**Document passage**
Laboratory of Superconducting Devices for Signal Detection and Processing

Research Activities

 

  1. Integrated superconducting submm receivers and spectrometers.
  2. Technology for fabrication of superconducting integrated circuits based on high quality submicron Nb and NbN tunnel junctions with high current density.
  3. Development, study and optimization of the superconducting phase locked Local Oscillator for integrated spectrometer.
  4. Design, fabrication and experimental studies of a novel device: Cold Electron Bolometer (CEB).
  5. Development of the superconducting elements for operation at frequencies up to 1 THz.
  6. Superconducting Integrated Submm Spectrometer for Laboratory Applications.
  7. SQUID Amplifiers.
  8. Electron beam lithography.

**Data**

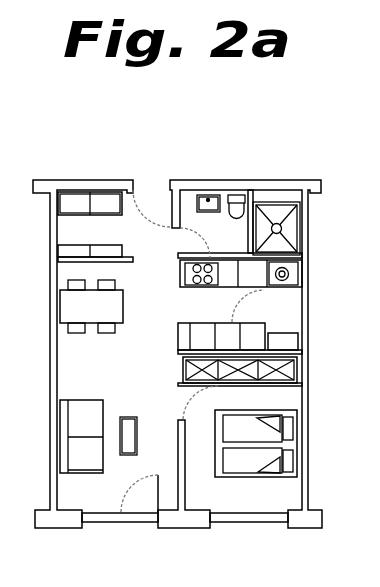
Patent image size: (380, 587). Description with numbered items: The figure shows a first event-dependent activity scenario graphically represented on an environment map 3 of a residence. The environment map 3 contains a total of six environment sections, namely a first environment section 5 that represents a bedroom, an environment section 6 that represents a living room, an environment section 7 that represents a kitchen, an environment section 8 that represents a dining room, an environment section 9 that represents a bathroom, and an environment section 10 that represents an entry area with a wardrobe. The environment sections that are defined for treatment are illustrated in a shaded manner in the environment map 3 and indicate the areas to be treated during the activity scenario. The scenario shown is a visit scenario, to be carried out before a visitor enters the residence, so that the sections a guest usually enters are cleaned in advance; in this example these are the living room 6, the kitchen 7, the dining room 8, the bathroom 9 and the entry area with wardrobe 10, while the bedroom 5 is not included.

**Set exercise**
Please transcribe the research activities list above word for word, starting with "3. Development, study" and going on through "7. SQUID Amplifiers.".

**Solution**
3. Development, study and optimization of the superconducting phase locked Local Oscillator for integrated spectrometer.
  4. Design, fabrication and experimental studies of a novel device: Cold Electron Bolometer (CEB).
  5. Development of the superconducting elements for operation at frequencies up to 1 THz.
  6. Superconducting Integrated Submm Spectrometer for Laboratory Applications.
  7. SQUID Amplifiers.